> **Excerpted text**

[Date Prev][Date Next][Thread Prev][Thread Next][Date Index][Thread Index]
Re: [PATCH 3/7] cryptomount luks allow multiple passphrase attempts
From: |
John Lane |
Subject: |
Re: [PATCH 3/7] cryptomount luks allow multiple passphrase attempts |
Date: |
Sun, 18 Mar 2018 20:30:13 +0000 |
User-agent: |
Mozilla/5.0 (X11; Linux x86_64; rv:52.0) Gecko/20100101 Thunderbird/52.6.0 |
On 17/03/18 11:10, TJ wrote:
> On 14/03/18 09:45, John Lane wrote:
>> --- a/grub-core/disk/luks.c
>> +++ b/grub-core/disk/luks.c
>> @@ -321,10 +321,10 @@ configure_ciphers (grub_disk_t disk, const char
>> *check_uuid,
>>
>> static grub_err_t
>> luks_recover_key (grub_disk_t source,
>> - grub_cryptodisk_t dev,
>> - grub_file_t hdr,
>> - grub_uint8_t *keyfile_bytes,
>> - grub_size_t keyfile_bytes_size)
>> + grub_cryptodisk_t dev,
>> + grub_file_t hdr,
>> + grub_uint8_t *keyfile_bytes,
>> + grub_size_t keyfile_bytes_size)
>
> ---8-<--- snip
>
> Much of this patch is moving existing code around, could it be
> refactored to avoid that so as to make the new code stand out?
>
The code that was moved was just indented into a while loop.
Most of it pre-existed prior to my patches (#357-464), a small part was
added by patch#2. I'm not sure how I would refactor it - any change
would result in 100-ish lines changing position and/or indent and would
lead to a similarly sized patch.
The way the patch presents the changes is confusing but I am not sure
how to control that.
If it helps, all this patch did was add a while loop around the
passphrase reading code to allow the user 3 attempts. i.e
while (attempts)

> **Records supplied**
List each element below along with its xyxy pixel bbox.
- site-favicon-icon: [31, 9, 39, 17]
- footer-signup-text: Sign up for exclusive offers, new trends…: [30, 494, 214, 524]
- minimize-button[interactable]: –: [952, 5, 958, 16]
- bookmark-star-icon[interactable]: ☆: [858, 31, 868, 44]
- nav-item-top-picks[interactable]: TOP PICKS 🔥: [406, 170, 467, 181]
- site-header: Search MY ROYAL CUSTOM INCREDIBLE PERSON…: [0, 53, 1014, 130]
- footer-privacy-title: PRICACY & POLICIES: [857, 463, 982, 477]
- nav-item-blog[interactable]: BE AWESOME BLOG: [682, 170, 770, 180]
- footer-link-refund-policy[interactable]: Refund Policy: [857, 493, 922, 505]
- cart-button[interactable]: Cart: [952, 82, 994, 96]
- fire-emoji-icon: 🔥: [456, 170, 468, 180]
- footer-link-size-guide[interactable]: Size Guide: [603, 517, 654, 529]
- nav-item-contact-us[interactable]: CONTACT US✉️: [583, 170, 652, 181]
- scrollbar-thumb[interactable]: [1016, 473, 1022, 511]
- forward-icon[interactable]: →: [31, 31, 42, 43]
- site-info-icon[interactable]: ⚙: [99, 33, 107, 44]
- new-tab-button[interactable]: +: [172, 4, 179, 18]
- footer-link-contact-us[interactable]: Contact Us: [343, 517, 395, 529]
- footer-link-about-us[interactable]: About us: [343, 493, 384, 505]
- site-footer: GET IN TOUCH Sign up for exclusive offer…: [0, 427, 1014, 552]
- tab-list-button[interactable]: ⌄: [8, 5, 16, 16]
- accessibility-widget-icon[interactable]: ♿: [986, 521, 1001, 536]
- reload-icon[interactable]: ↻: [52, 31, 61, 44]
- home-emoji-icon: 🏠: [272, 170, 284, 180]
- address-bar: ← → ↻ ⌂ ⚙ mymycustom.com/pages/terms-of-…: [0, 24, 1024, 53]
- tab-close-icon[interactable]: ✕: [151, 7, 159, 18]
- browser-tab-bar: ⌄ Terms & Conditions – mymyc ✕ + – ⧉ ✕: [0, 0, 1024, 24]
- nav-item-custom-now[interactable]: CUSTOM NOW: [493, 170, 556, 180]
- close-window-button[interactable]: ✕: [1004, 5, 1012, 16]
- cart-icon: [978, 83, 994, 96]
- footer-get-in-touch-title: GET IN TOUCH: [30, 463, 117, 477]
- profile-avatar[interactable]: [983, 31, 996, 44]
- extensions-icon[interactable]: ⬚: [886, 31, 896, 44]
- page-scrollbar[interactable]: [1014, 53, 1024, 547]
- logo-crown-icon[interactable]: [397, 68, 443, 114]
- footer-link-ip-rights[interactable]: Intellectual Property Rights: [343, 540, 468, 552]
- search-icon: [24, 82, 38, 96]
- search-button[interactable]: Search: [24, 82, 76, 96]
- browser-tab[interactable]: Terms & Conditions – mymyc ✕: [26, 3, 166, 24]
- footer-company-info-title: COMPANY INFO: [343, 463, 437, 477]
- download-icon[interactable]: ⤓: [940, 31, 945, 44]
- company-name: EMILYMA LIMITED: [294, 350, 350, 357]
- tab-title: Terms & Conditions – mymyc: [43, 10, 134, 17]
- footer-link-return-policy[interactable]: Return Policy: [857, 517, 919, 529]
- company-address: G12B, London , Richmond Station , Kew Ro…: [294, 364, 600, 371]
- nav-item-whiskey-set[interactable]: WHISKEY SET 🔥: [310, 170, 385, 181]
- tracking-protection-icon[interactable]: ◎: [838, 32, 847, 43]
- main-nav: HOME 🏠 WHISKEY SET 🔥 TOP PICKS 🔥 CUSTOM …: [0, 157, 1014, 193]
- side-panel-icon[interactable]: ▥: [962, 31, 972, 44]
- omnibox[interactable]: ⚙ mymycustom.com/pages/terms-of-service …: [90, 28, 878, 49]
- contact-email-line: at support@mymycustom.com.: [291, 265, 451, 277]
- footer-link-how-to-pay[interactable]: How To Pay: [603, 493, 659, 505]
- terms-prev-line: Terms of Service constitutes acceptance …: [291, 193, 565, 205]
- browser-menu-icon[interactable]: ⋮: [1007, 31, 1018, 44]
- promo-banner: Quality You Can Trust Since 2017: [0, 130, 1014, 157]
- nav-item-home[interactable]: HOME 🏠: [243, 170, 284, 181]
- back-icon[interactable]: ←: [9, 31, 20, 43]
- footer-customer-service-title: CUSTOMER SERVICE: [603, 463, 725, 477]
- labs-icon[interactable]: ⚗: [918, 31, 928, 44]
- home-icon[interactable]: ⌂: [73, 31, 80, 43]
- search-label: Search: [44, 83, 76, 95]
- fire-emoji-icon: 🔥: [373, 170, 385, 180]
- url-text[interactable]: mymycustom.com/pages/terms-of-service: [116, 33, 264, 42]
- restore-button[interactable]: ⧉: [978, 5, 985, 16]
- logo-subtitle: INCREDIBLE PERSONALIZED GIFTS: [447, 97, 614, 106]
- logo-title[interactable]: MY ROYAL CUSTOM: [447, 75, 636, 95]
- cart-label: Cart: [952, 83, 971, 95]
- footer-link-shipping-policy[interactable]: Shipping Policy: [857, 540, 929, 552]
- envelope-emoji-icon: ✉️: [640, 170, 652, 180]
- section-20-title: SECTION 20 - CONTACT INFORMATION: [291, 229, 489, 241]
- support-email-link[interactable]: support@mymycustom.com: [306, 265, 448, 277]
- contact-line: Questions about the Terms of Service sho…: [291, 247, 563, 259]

> **Exercise set**
a) Transcribe the part of the patch discussion that begins with the words containing "Most of it pre-existed" and ends with "while (attempts)".
b) In the patch discussion, how many passphrase attempts does the patch give the user?
c) List the parameter names of luks_recover_key shown in the patch discussion.
The data has no connection to the patch discussion.

> **Task-by-task outputs**
a)
Most of it pre-existed prior to my patches (#357-464), a small part was
added by patch#2. I'm not sure how I would refactor it - any change
would result in 100-ish lines changing position and/or indent and would
lead to a similarly sized patch.
The way the patch presents the changes is confusing but I am not sure
how to control that.
If it helps, all this patch did was add a while loop around the
passphrase reading code to allow the user 3 attempts. i.e
while (attempts)

b) Three attempts.

c) source, dev, hdr, keyfile_bytes, keyfile_bytes_size